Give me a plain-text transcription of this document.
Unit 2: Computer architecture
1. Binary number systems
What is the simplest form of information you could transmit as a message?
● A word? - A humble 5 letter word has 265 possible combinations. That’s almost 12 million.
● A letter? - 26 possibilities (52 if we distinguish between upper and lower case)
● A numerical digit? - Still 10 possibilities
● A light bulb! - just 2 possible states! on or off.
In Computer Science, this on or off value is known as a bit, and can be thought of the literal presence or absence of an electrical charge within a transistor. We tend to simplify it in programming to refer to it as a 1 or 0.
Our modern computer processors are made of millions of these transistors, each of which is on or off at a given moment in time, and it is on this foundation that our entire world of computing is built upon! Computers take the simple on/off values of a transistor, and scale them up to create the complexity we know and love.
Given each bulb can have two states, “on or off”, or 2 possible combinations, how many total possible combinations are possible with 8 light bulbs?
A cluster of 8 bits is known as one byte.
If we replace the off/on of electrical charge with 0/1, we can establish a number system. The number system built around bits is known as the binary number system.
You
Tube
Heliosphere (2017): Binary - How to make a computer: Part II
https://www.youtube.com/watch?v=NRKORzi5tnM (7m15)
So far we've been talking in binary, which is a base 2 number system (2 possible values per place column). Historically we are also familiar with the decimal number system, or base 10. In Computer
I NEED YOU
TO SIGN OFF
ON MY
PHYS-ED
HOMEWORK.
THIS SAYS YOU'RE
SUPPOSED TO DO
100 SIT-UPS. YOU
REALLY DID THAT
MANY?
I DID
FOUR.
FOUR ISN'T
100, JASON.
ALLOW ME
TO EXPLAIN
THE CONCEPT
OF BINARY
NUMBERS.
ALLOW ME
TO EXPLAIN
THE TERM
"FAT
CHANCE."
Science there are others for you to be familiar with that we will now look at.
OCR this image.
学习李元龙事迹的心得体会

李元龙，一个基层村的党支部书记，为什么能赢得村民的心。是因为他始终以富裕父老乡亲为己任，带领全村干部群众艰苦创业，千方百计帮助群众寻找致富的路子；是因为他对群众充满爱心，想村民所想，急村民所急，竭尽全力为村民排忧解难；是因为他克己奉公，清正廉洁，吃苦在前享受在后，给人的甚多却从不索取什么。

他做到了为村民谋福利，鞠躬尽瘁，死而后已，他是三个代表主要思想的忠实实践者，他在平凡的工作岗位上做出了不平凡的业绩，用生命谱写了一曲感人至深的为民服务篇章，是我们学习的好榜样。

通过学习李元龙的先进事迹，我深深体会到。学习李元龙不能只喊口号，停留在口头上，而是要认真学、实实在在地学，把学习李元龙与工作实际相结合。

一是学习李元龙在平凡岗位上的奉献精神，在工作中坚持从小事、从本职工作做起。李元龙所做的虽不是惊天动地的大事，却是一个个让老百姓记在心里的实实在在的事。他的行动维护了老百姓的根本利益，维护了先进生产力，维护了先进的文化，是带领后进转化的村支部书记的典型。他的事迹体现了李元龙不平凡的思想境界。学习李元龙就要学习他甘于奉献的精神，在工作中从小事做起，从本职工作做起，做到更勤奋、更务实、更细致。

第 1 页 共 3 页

____

Return all the lines that contain the string "charge".

In Computer Science, this on or off value is known as a bit, and can be thought of the literal presence or absence of an electrical charge within a transistor. We tend to simplify it in programming to refer to it as a 1 or 0.
If we replace the off/on of electrical charge with 0/1, we can establish a number system. The number system built around bits is known as the binary number system.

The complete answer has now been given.